[Start THE INPUT]

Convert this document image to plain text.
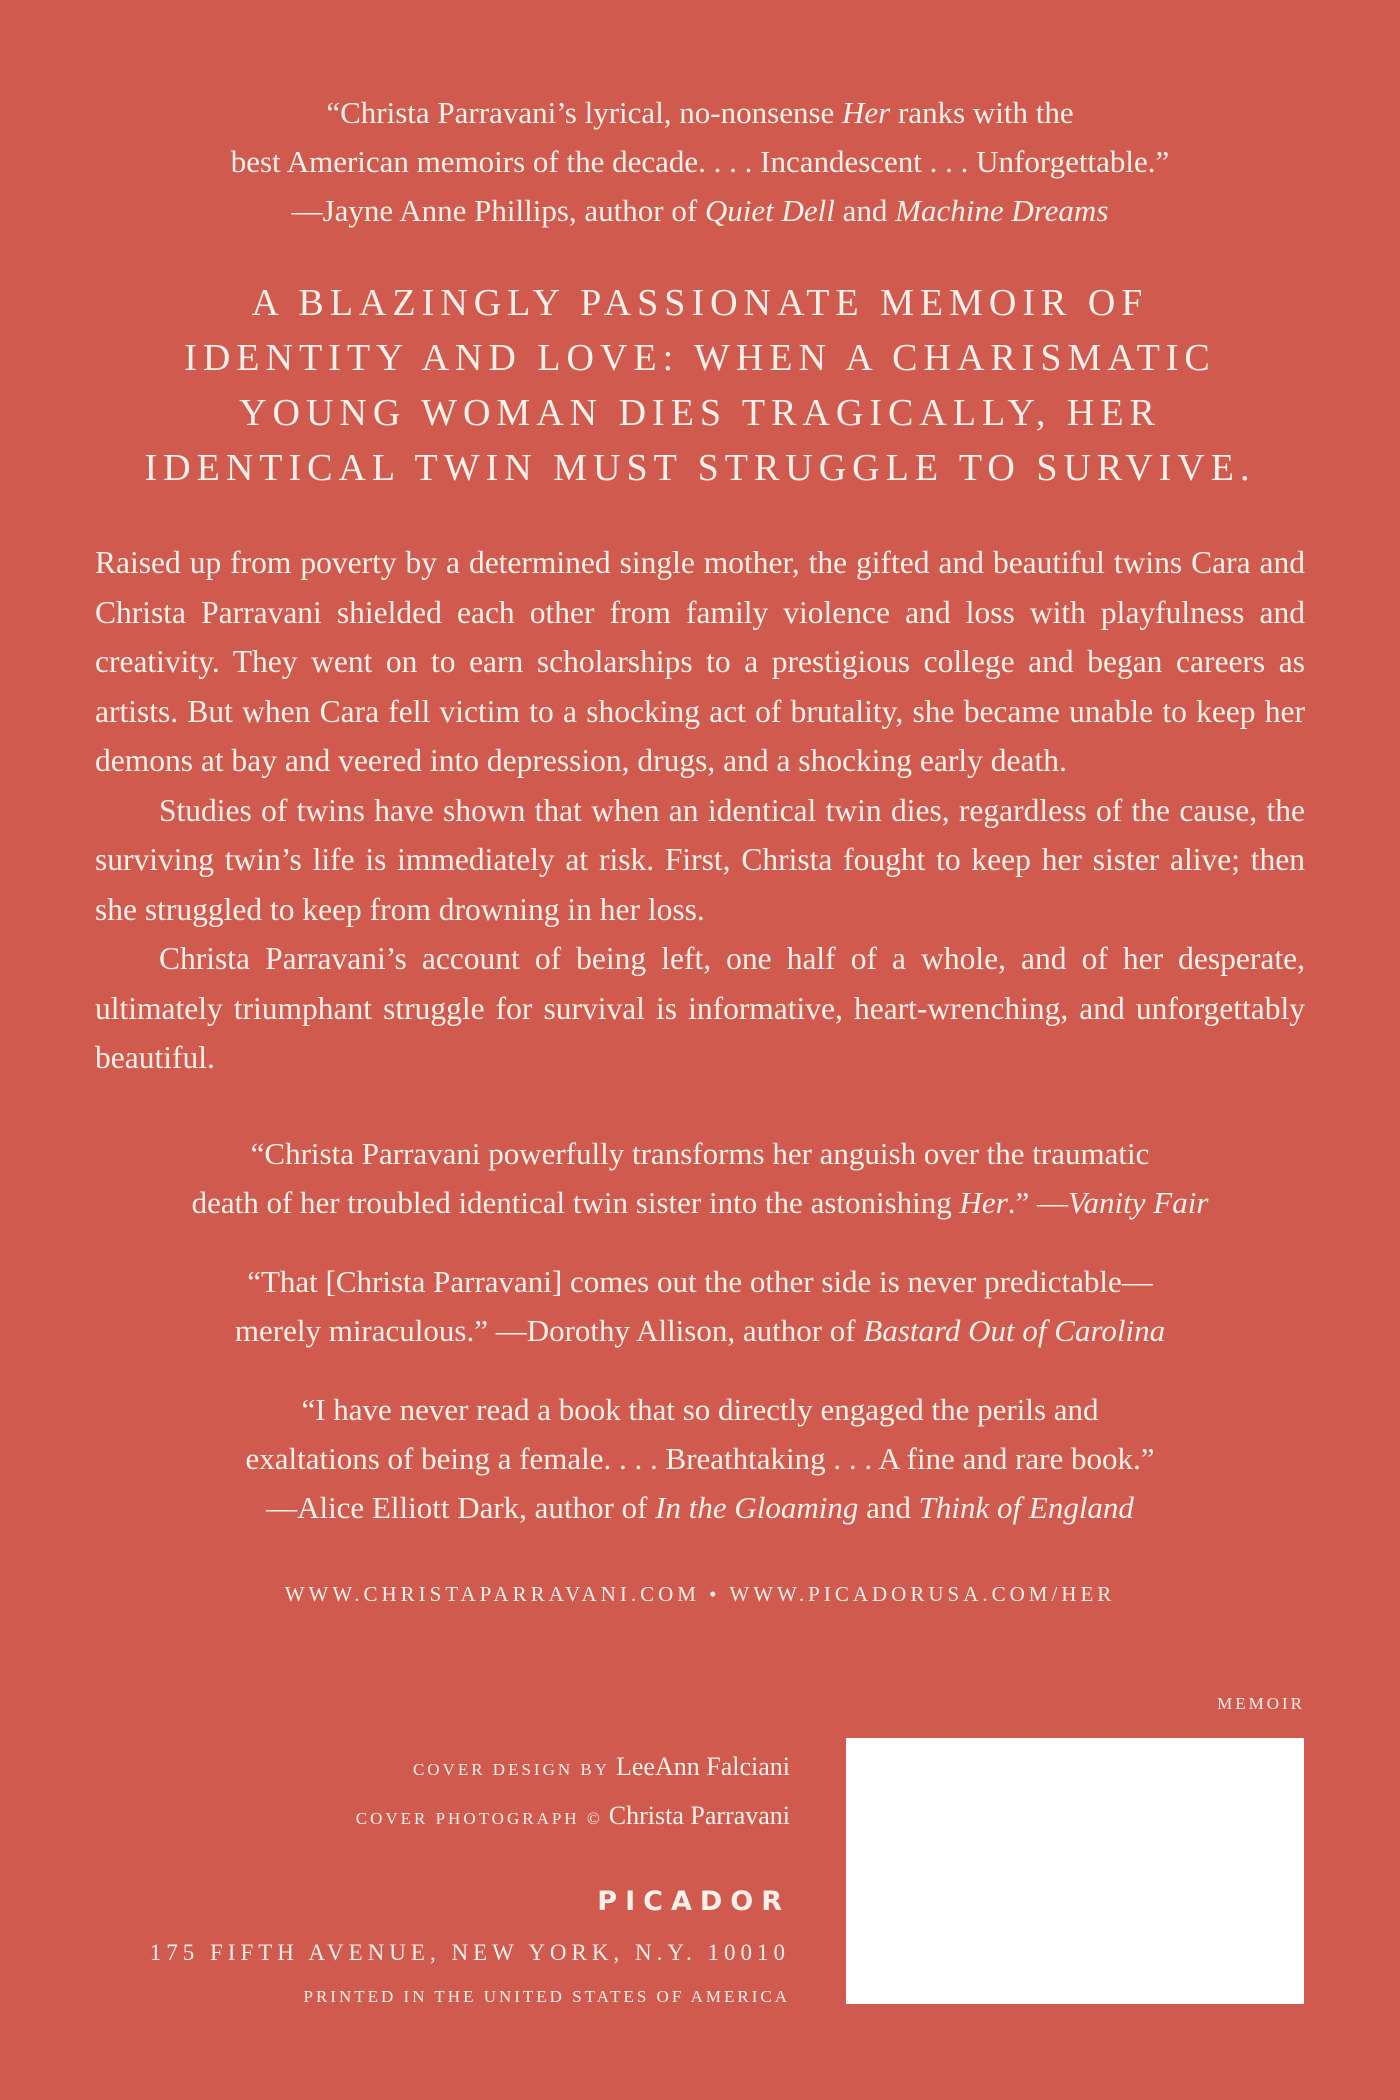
“Christa Parravani’s lyrical, no-nonsense Her ranks with the
best American memoirs of the decade. . . . Incandescent . . . Unforgettable.”
—Jayne Anne Phillips, author of Quiet Dell and Machine Dreams
A BLAZINGLY PASSIONATE MEMOIR OF
IDENTITY AND LOVE: WHEN A CHARISMATIC
YOUNG WOMAN DIES TRAGICALLY, HER
IDENTICAL TWIN MUST STRUGGLE TO SURVIVE.

Raised up from poverty by a determined single mother, the gifted and beautiful twins Cara and Christa Parravani shielded each other from family violence and loss with playfulness and creativity. They went on to earn scholarships to a prestigious college and began careers as artists. But when Cara fell victim to a shocking act of brutality, she became unable to keep her demons at bay and veered into depression, drugs, and a shocking early death.

Studies of twins have shown that when an identical twin dies, regardless of the cause, the surviving twin’s life is immediately at risk. First, Christa fought to keep her sister alive; then she struggled to keep from drowning in her loss.

Christa Parravani’s account of being left, one half of a whole, and of her desperate, ultimately triumphant struggle for survival is informative, heart-wrenching, and unforgettably beautiful.

“Christa Parravani powerfully transforms her anguish over the traumatic
death of her troubled identical twin sister into the astonishing Her.” —Vanity Fair
“That [Christa Parravani] comes out the other side is never predictable—
merely miraculous.” —Dorothy Allison, author of Bastard Out of Carolina
“I have never read a book that so directly engaged the perils and
exaltations of being a female. . . . Breathtaking . . . A fine and rare book.”
—Alice Elliott Dark, author of In the Gloaming and Think of England
WWW.CHRISTAPARRAVANI.COM • WWW.PICADORUSA.COM/HER
MEMOIR
COVER DESIGN BY LeeAnn Falciani
COVER PHOTOGRAPH © Christa Parravani
PICADOR
175 FIFTH AVENUE, NEW YORK, N.Y. 10010
PRINTED IN THE UNITED STATES OF AMERICA
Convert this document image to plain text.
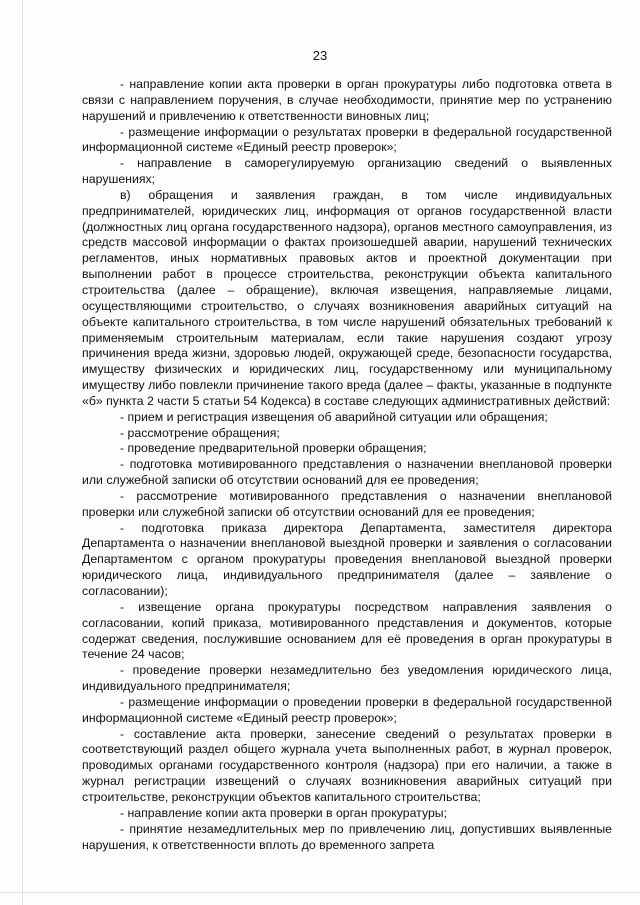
23

- направление копии акта проверки в орган прокуратуры либо подготовка ответа в связи с направлением поручения, в случае необходимости, принятие мер по устранению нарушений и привлечению к ответственности виновных лиц;

- размещение информации о результатах проверки в федеральной государственной информационной системе «Единый реестр проверок»;

- направление в саморегулируемую организацию сведений о выявленных нарушениях;

в) обращения и заявления граждан, в том числе индивидуальных предпринимателей, юридических лиц, информация от органов государственной власти (должностных лиц органа государственного надзора), органов местного самоуправления, из средств массовой информации о фактах произошедшей аварии, нарушений технических регламентов, иных нормативных правовых актов и проектной документации при выполнении работ в процессе строительства, реконструкции объекта капитального строительства (далее – обращение), включая извещения, направляемые лицами, осуществляющими строительство, о случаях возникновения аварийных ситуаций на объекте капитального строительства, в том числе нарушений обязательных требований к применяемым строительным материалам, если такие нарушения создают угрозу причинения вреда жизни, здоровью людей, окружающей среде, безопасности государства, имуществу физических и юридических лиц, государственному или муниципальному имуществу либо повлекли причинение такого вреда (далее – факты, указанные в подпункте «б» пункта 2 части 5 статьи 54 Кодекса) в составе следующих административных действий:

- прием и регистрация извещения об аварийной ситуации или обращения;

- рассмотрение обращения;

- проведение предварительной проверки обращения;

- подготовка мотивированного представления о назначении внеплановой проверки или служебной записки об отсутствии оснований для ее проведения;

- рассмотрение мотивированного представления о назначении внеплановой проверки или служебной записки об отсутствии оснований для ее проведения;

- подготовка приказа директора Департамента, заместителя директора Департамента о назначении внеплановой выездной проверки и заявления о согласовании Департаментом с органом прокуратуры проведения внеплановой выездной проверки юридического лица, индивидуального предпринимателя (далее – заявление о согласовании);

- извещение органа прокуратуры посредством направления заявления о согласовании, копий приказа, мотивированного представления и документов, которые содержат сведения, послужившие основанием для её проведения в орган прокуратуры в течение 24 часов;

- проведение проверки незамедлительно без уведомления юридического лица, индивидуального предпринимателя;

- размещение информации о проведении проверки в федеральной государственной информационной системе «Единый реестр проверок»;

- составление акта проверки, занесение сведений о результатах проверки в соответствующий раздел общего журнала учета выполненных работ, в журнал проверок, проводимых органами государственного контроля (надзора) при его наличии, а также в журнал регистрации извещений о случаях возникновения аварийных ситуаций при строительстве, реконструкции объектов капитального строительства;

- направление копии акта проверки в орган прокуратуры;

- принятие незамедлительных мер по привлечению лиц, допустивших выявленные нарушения, к ответственности вплоть до временного запрета
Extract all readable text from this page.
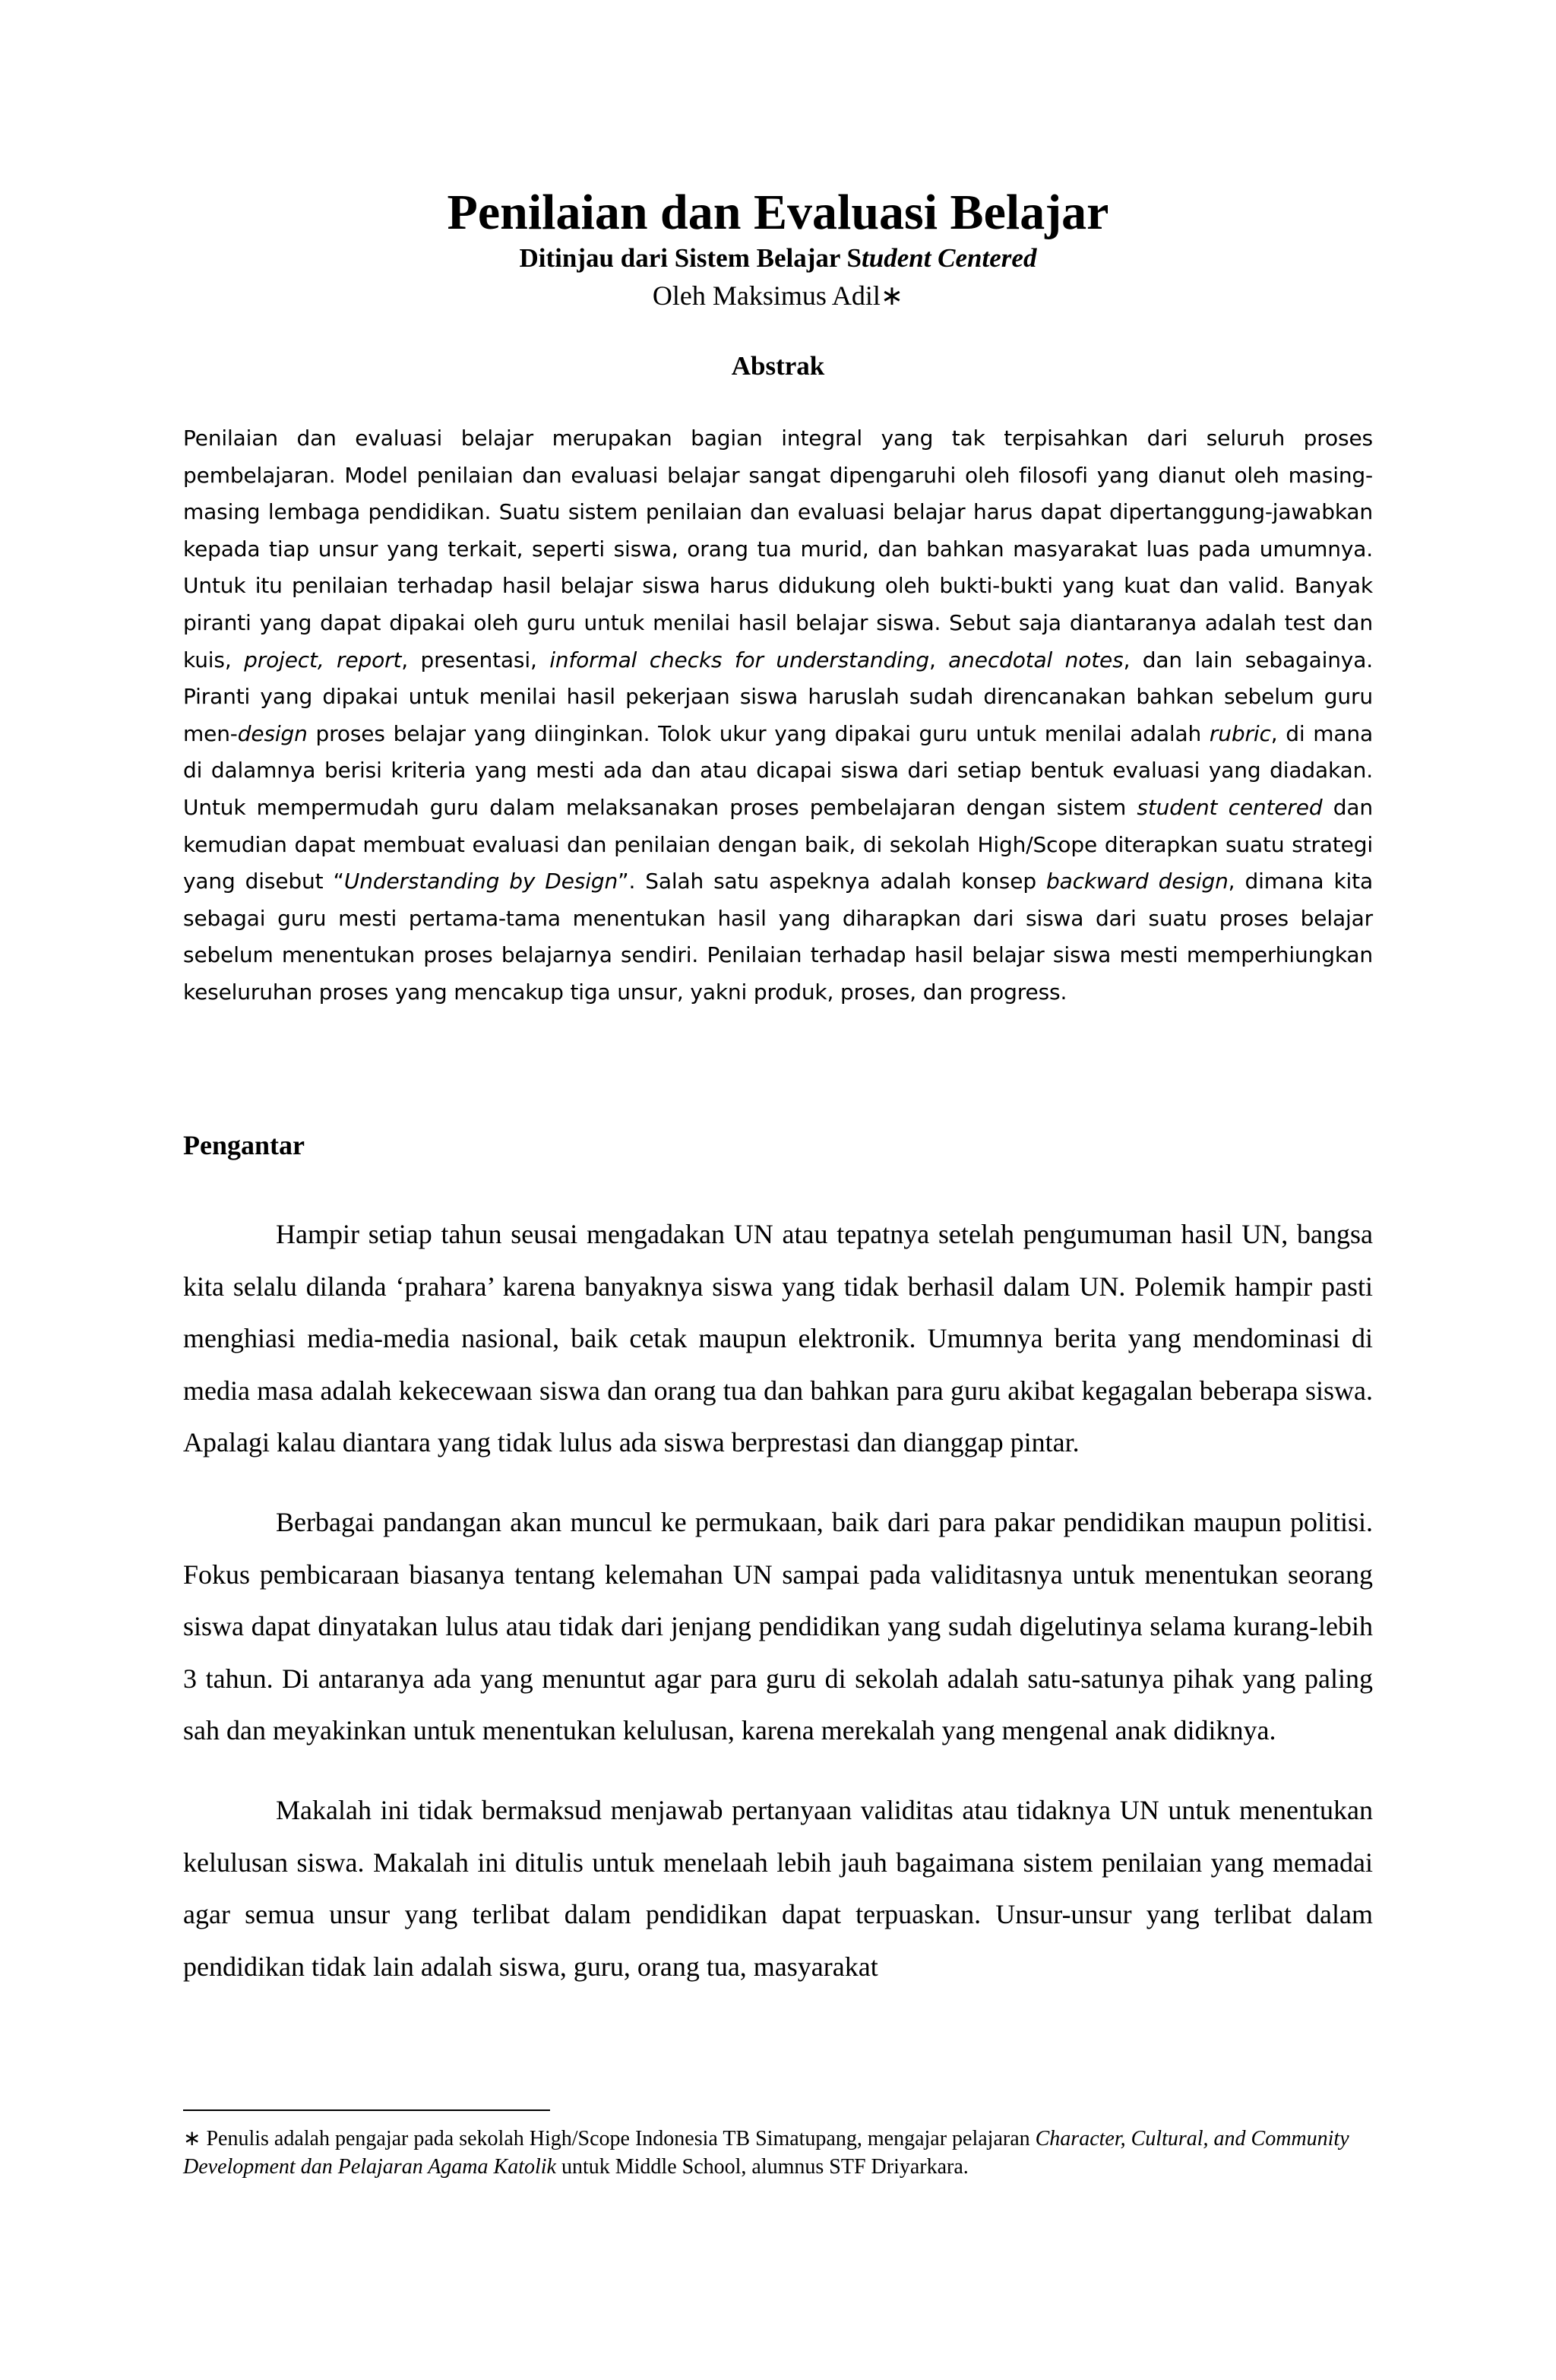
Penilaian dan Evaluasi Belajar
Ditinjau dari Sistem Belajar Student Centered
Oleh Maksimus Adil∗
Abstrak

Penilaian dan evaluasi belajar merupakan bagian integral yang tak terpisahkan dari seluruh proses pembelajaran. Model penilaian dan evaluasi belajar sangat dipengaruhi oleh filosofi yang dianut oleh masing-masing lembaga pendidikan. Suatu sistem penilaian dan evaluasi belajar harus dapat dipertanggung-jawabkan kepada tiap unsur yang terkait, seperti siswa, orang tua murid, dan bahkan masyarakat luas pada umumnya. Untuk itu penilaian terhadap hasil belajar siswa harus didukung oleh bukti-bukti yang kuat dan valid. Banyak piranti yang dapat dipakai oleh guru untuk menilai hasil belajar siswa. Sebut saja diantaranya adalah test dan kuis, project, report, presentasi, informal checks for understanding, anecdotal notes, dan lain sebagainya. Piranti yang dipakai untuk menilai hasil pekerjaan siswa haruslah sudah direncanakan bahkan sebelum guru men-design proses belajar yang diinginkan. Tolok ukur yang dipakai guru untuk menilai adalah rubric, di mana di dalamnya berisi kriteria yang mesti ada dan atau dicapai siswa dari setiap bentuk evaluasi yang diadakan. Untuk mempermudah guru dalam melaksanakan proses pembelajaran dengan sistem student centered dan kemudian dapat membuat evaluasi dan penilaian dengan baik, di sekolah High/Scope diterapkan suatu strategi yang disebut “Understanding by Design”. Salah satu aspeknya adalah konsep backward design, dimana kita sebagai guru mesti pertama-tama menentukan hasil yang diharapkan dari siswa dari suatu proses belajar sebelum menentukan proses belajarnya sendiri. Penilaian terhadap hasil belajar siswa mesti memperhiungkan keseluruhan proses yang mencakup tiga unsur, yakni produk, proses, dan progress.

Pengantar

Hampir setiap tahun seusai mengadakan UN atau tepatnya setelah pengumuman hasil UN, bangsa kita selalu dilanda ‘prahara’ karena banyaknya siswa yang tidak berhasil dalam UN. Polemik hampir pasti menghiasi media-media nasional, baik cetak maupun elektronik. Umumnya berita yang mendominasi di media masa adalah kekecewaan siswa dan orang tua dan bahkan para guru akibat kegagalan beberapa siswa. Apalagi kalau diantara yang tidak lulus ada siswa berprestasi dan dianggap pintar.

Berbagai pandangan akan muncul ke permukaan, baik dari para pakar pendidikan maupun politisi. Fokus pembicaraan biasanya tentang kelemahan UN sampai pada validitasnya untuk menentukan seorang siswa dapat dinyatakan lulus atau tidak dari jenjang pendidikan yang sudah digelutinya selama kurang-lebih 3 tahun. Di antaranya ada yang menuntut agar para guru di sekolah adalah satu-satunya pihak yang paling sah dan meyakinkan untuk menentukan kelulusan, karena merekalah yang mengenal anak didiknya.

Makalah ini tidak bermaksud menjawab pertanyaan validitas atau tidaknya UN untuk menentukan kelulusan siswa. Makalah ini ditulis untuk menelaah lebih jauh bagaimana sistem penilaian yang memadai agar semua unsur yang terlibat dalam pendidikan dapat terpuaskan. Unsur-unsur yang terlibat dalam pendidikan tidak lain adalah siswa, guru, orang tua, masyarakat

∗ Penulis adalah pengajar pada sekolah High/Scope Indonesia TB Simatupang, mengajar pelajaran Character, Cultural, and Community Development dan Pelajaran Agama Katolik untuk Middle School, alumnus STF Driyarkara.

[End THE INPUT]

EXERCISE:
Extract each line holding the word "beautiful" from the records.

RESPONSE TO THE TASK:
Raised up from poverty by a determined single mother, the gifted and beautiful twins Cara and Christa Parravani shielded each other from family violence and loss with playfulness and creativity. They went on to earn scholarships to a prestigious college and began careers as artists. But when Cara fell victim to a shocking act of brutality, she became unable to keep her demons at bay and veered into depression, drugs, and a shocking early death.
Christa Parravani’s account of being left, one half of a whole, and of her desperate, ultimately triumphant struggle for survival is informative, heart-wrenching, and unforgettably beautiful.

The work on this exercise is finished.